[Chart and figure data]
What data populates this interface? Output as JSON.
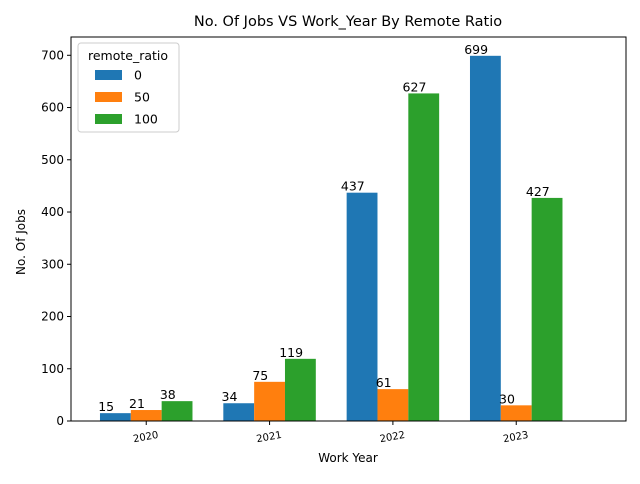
{
  "chart_data": {
    "type": "bar",
    "title": "No. Of Jobs VS Work_Year By Remote Ratio",
    "xlabel": "Work Year",
    "ylabel": "No. Of Jobs",
    "categories": [
      "2020",
      "2021",
      "2022",
      "2023"
    ],
    "series": [
      {
        "name": "0",
        "color": "#1f77b4",
        "values": [
          15,
          34,
          437,
          699
        ]
      },
      {
        "name": "50",
        "color": "#ff7f0e",
        "values": [
          21,
          75,
          61,
          30
        ]
      },
      {
        "name": "100",
        "color": "#2ca02c",
        "values": [
          38,
          119,
          627,
          427
        ]
      }
    ],
    "data_labels": [
      [
        "15",
        "34",
        "437",
        "699"
      ],
      [
        "21",
        "75",
        "61",
        "30"
      ],
      [
        "38",
        "119",
        "627",
        "427"
      ]
    ],
    "ylim": [
      0,
      735
    ],
    "yticks": [
      0,
      100,
      200,
      300,
      400,
      500,
      600,
      700
    ],
    "grid": false,
    "legend": {
      "title": "remote_ratio",
      "placement": "upper-left"
    }
  }
}
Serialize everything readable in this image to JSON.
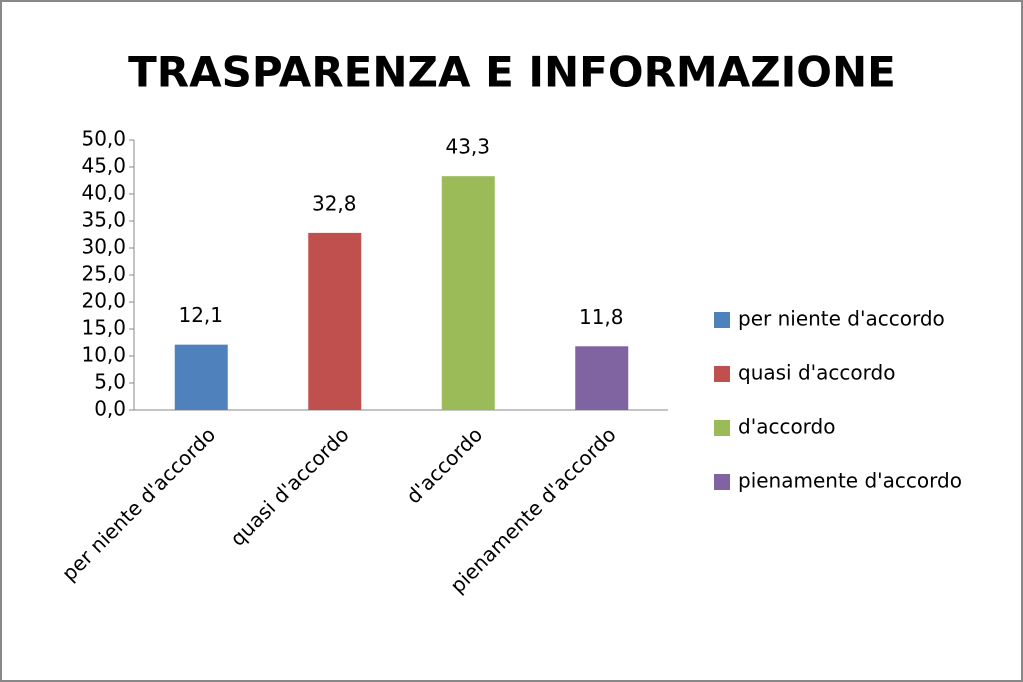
{
  "chart_data": {
    "type": "bar",
    "title": "TRASPARENZA E INFORMAZIONE",
    "categories": [
      "per niente d'accordo",
      "quasi d'accordo",
      "d'accordo",
      "pienamente d'accordo"
    ],
    "values": [
      12.1,
      32.8,
      43.3,
      11.8
    ],
    "value_labels": [
      "12,1",
      "32,8",
      "43,3",
      "11,8"
    ],
    "colors": [
      "#4f81bd",
      "#c0504d",
      "#9bbb59",
      "#8064a2"
    ],
    "ylim": [
      0,
      50
    ],
    "yticks": [
      {
        "value": 0,
        "label": "0,0"
      },
      {
        "value": 5,
        "label": "5,0"
      },
      {
        "value": 10,
        "label": "10,0"
      },
      {
        "value": 15,
        "label": "15,0"
      },
      {
        "value": 20,
        "label": "20,0"
      },
      {
        "value": 25,
        "label": "25,0"
      },
      {
        "value": 30,
        "label": "30,0"
      },
      {
        "value": 35,
        "label": "35,0"
      },
      {
        "value": 40,
        "label": "40,0"
      },
      {
        "value": 45,
        "label": "45,0"
      },
      {
        "value": 50,
        "label": "50,0"
      }
    ],
    "grid": false,
    "legend": "right"
  }
}
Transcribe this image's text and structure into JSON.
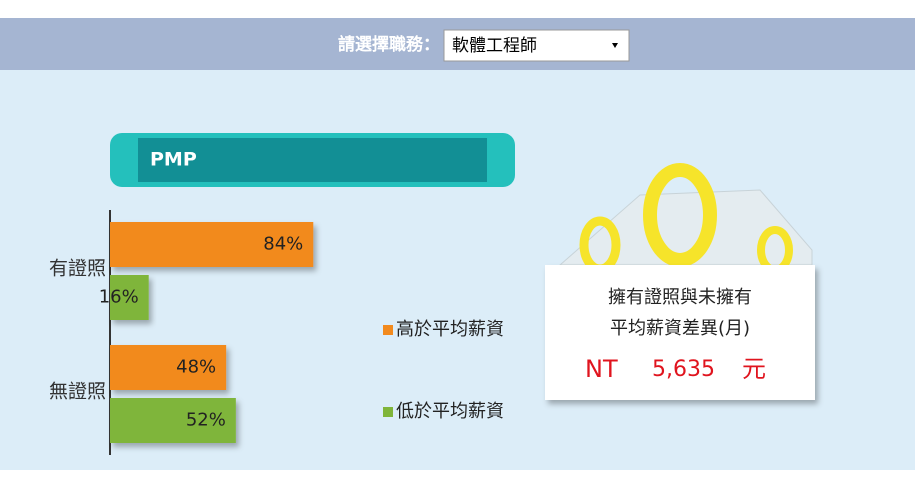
{
  "header": {
    "label": "請選擇職務：",
    "selected": "軟體工程師"
  },
  "chart_data": {
    "type": "bar",
    "orientation": "horizontal",
    "title": "PMP",
    "categories": [
      "有證照",
      "無證照"
    ],
    "series": [
      {
        "name": "高於平均薪資",
        "color": "#f28a1e",
        "values": [
          84,
          48
        ],
        "value_labels": [
          "84%",
          "48%"
        ]
      },
      {
        "name": "低於平均薪資",
        "color": "#7fb53a",
        "values": [
          16,
          52
        ],
        "value_labels": [
          "16%",
          "52%"
        ]
      }
    ],
    "xlim": [
      0,
      100
    ]
  },
  "callout": {
    "lines": [
      "擁有證照與未擁有",
      "平均薪資差異(月)"
    ],
    "prefix": "NT",
    "amount": "5,635",
    "unit": "元"
  }
}
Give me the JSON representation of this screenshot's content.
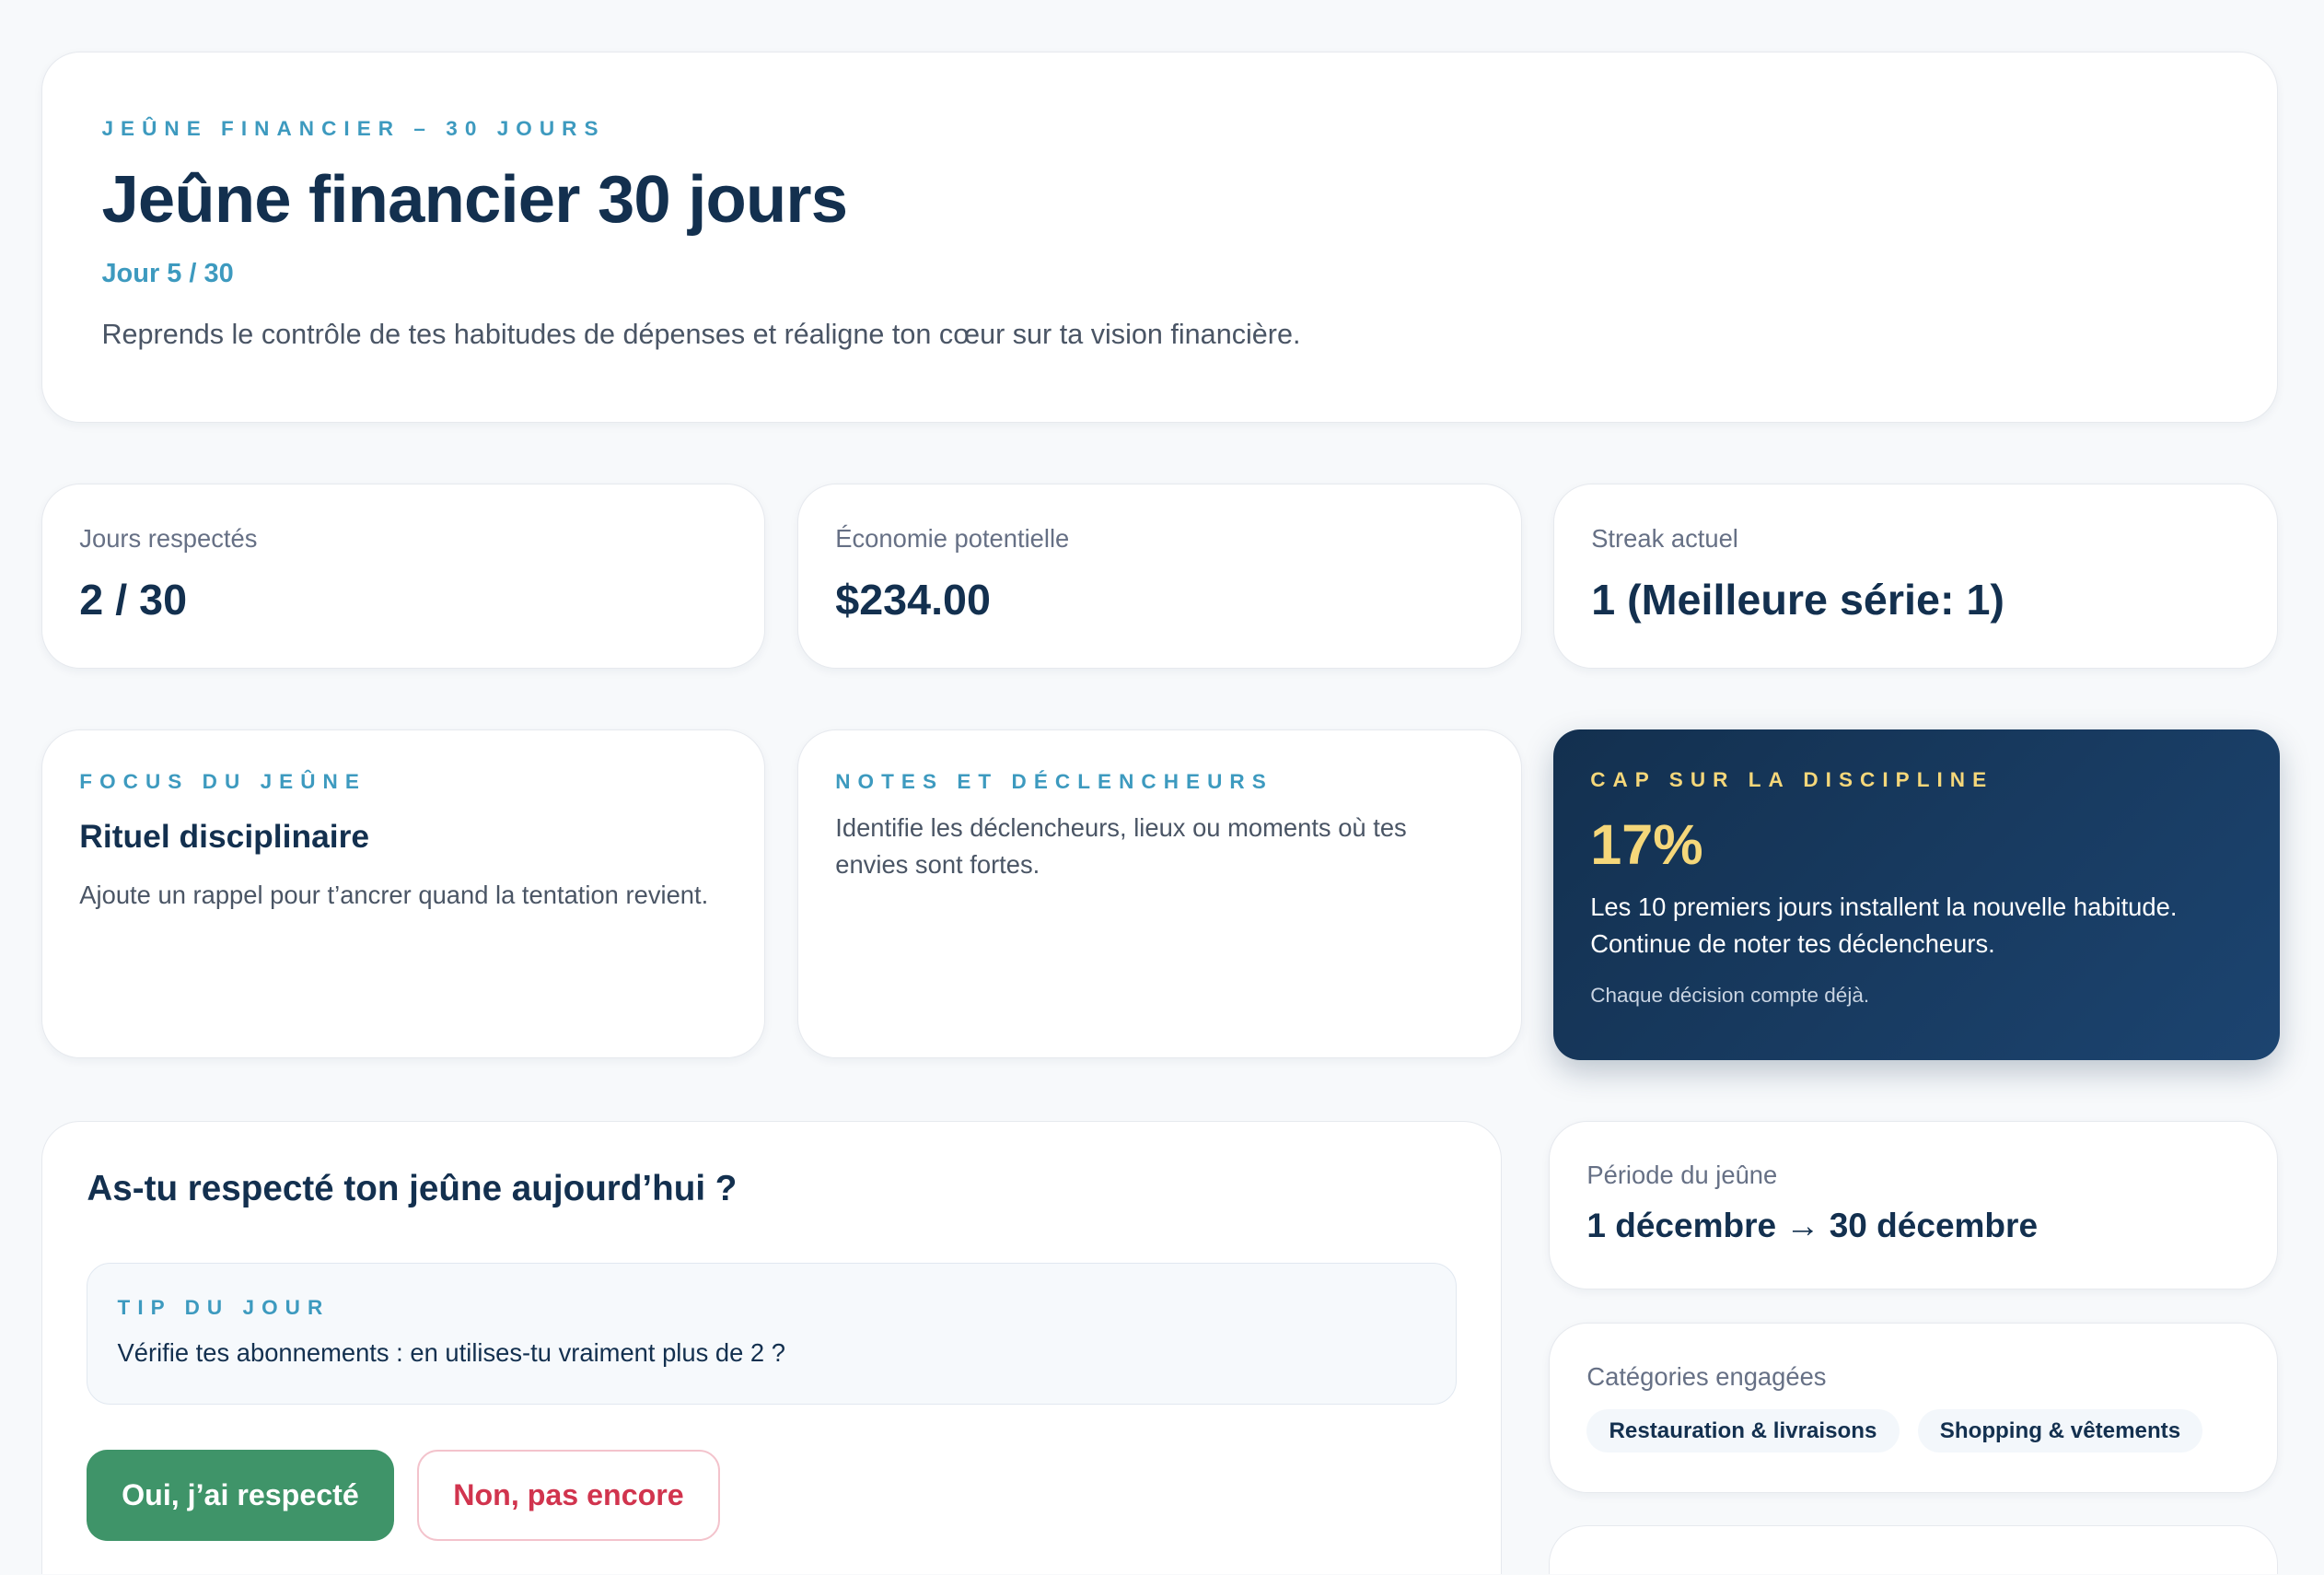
{
  "hero": {
    "eyebrow": "Jeûne financier – 30 jours",
    "title": "Jeûne financier 30 jours",
    "day": "Jour 5 / 30",
    "description": "Reprends le contrôle de tes habitudes de dépenses et réaligne ton cœur sur ta vision financière."
  },
  "stats": [
    {
      "label": "Jours respectés",
      "value": "2 / 30"
    },
    {
      "label": "Économie potentielle",
      "value": "$234.00"
    },
    {
      "label": "Streak actuel",
      "value": "1 (Meilleure série: 1)"
    }
  ],
  "focus": {
    "eyebrow": "Focus du jeûne",
    "title": "Rituel disciplinaire",
    "text": "Ajoute un rappel pour t’ancrer quand la tentation revient."
  },
  "notes": {
    "eyebrow": "Notes et déclencheurs",
    "text": "Identifie les déclencheurs, lieux ou moments où tes envies sont fortes."
  },
  "discipline": {
    "eyebrow": "Cap sur la discipline",
    "percent": "17%",
    "progress_percent": 17,
    "text": "Les 10 premiers jours installent la nouvelle habitude. Continue de noter tes déclencheurs.",
    "footer": "Chaque décision compte déjà.",
    "colors": {
      "bg_start": "#13304f",
      "bg_end": "#1c4470",
      "accent": "#f5d77a"
    }
  },
  "checkin": {
    "question": "As-tu respecté ton jeûne aujourd’hui ?",
    "tip_label": "Tip du jour",
    "tip": "Vérifie tes abonnements : en utilises-tu vraiment plus de 2 ?",
    "yes_label": "Oui, j’ai respecté",
    "no_label": "Non, pas encore",
    "colors": {
      "yes": "#3f9469",
      "no": "#d1344e"
    }
  },
  "period": {
    "label": "Période du jeûne",
    "value": "1 décembre → 30 décembre"
  },
  "categories": {
    "label": "Catégories engagées",
    "items": [
      "Restauration & livraisons",
      "Shopping & vêtements"
    ]
  }
}
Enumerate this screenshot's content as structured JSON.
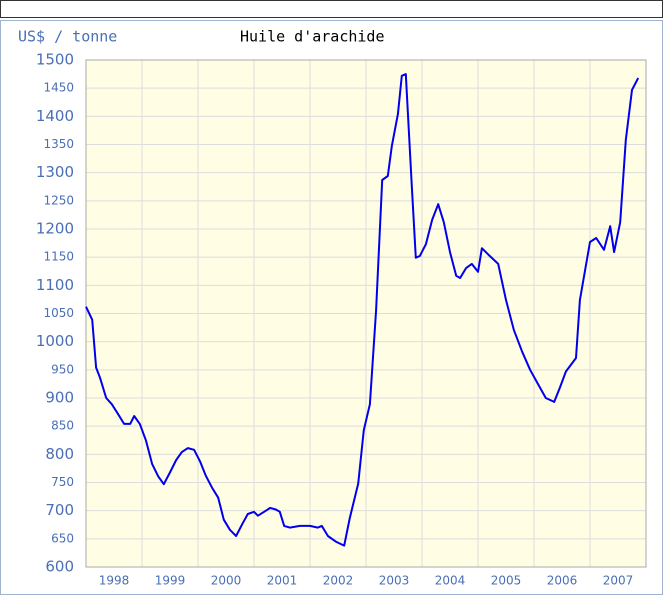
{
  "chart_data": {
    "type": "line",
    "y_unit_label": "US$ / tonne",
    "title": "Huile d'arachide",
    "xlim": [
      1998,
      2008
    ],
    "xticks": [
      1998,
      1999,
      2000,
      2001,
      2002,
      2003,
      2004,
      2005,
      2006,
      2007
    ],
    "ylim": [
      600,
      1500
    ],
    "yticks": [
      600,
      650,
      700,
      750,
      800,
      850,
      900,
      950,
      1000,
      1050,
      1100,
      1150,
      1200,
      1250,
      1300,
      1350,
      1400,
      1450,
      1500
    ],
    "grid": true,
    "series": [
      {
        "name": "Huile d'arachide",
        "color": "#0000ee",
        "x": [
          1998.0,
          1998.11,
          1998.18,
          1998.25,
          1998.36,
          1998.46,
          1998.57,
          1998.68,
          1998.79,
          1998.86,
          1998.96,
          1999.07,
          1999.18,
          1999.29,
          1999.39,
          1999.5,
          1999.61,
          1999.71,
          1999.82,
          1999.93,
          2000.04,
          2000.14,
          2000.25,
          2000.36,
          2000.46,
          2000.57,
          2000.68,
          2000.79,
          2000.89,
          2001.0,
          2001.07,
          2001.18,
          2001.29,
          2001.39,
          2001.46,
          2001.54,
          2001.64,
          2001.82,
          2002.0,
          2002.14,
          2002.21,
          2002.32,
          2002.46,
          2002.61,
          2002.71,
          2002.86,
          2002.96,
          2003.07,
          2003.18,
          2003.29,
          2003.39,
          2003.46,
          2003.57,
          2003.64,
          2003.71,
          2003.82,
          2003.89,
          2003.96,
          2004.07,
          2004.18,
          2004.29,
          2004.39,
          2004.5,
          2004.61,
          2004.68,
          2004.79,
          2004.89,
          2005.0,
          2005.07,
          2005.21,
          2005.36,
          2005.5,
          2005.64,
          2005.79,
          2005.93,
          2006.07,
          2006.21,
          2006.36,
          2006.46,
          2006.57,
          2006.75,
          2006.82,
          2007.0,
          2007.11,
          2007.25,
          2007.36,
          2007.43,
          2007.54,
          2007.64,
          2007.75,
          2007.86
        ],
        "values": [
          1062,
          1039,
          954,
          936,
          900,
          889,
          872,
          854,
          854,
          868,
          854,
          825,
          783,
          761,
          747,
          768,
          790,
          804,
          811,
          808,
          787,
          762,
          741,
          723,
          684,
          666,
          655,
          676,
          694,
          698,
          691,
          698,
          705,
          702,
          698,
          673,
          670,
          673,
          673,
          670,
          673,
          655,
          645,
          638,
          687,
          748,
          843,
          889,
          1056,
          1287,
          1294,
          1347,
          1404,
          1472,
          1475,
          1273,
          1149,
          1152,
          1173,
          1216,
          1244,
          1212,
          1159,
          1117,
          1113,
          1131,
          1138,
          1124,
          1166,
          1152,
          1138,
          1074,
          1021,
          982,
          950,
          925,
          900,
          893,
          918,
          947,
          971,
          1074,
          1177,
          1184,
          1163,
          1205,
          1159,
          1212,
          1358,
          1447,
          1468
        ]
      }
    ]
  }
}
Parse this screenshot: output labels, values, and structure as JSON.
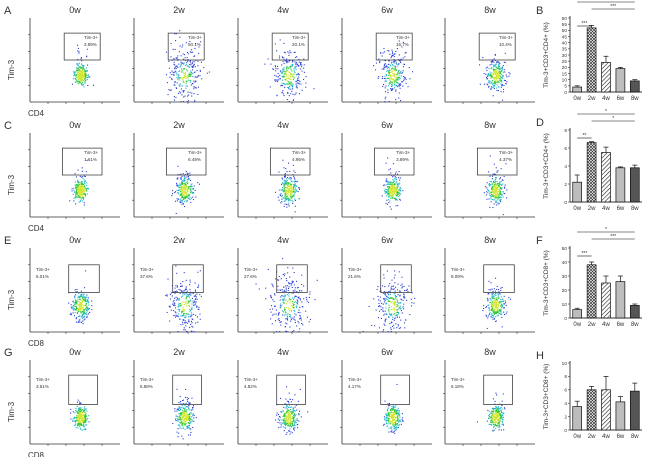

__WHAT NEEDS TO BE DONE__:
From the listing, copy each line containing the word "accordo".

__EXERCISE SOLUTION__:
      "per niente d'accordo",
      "quasi d'accordo",
      "d'accordo",
      "pienamente d'accordo"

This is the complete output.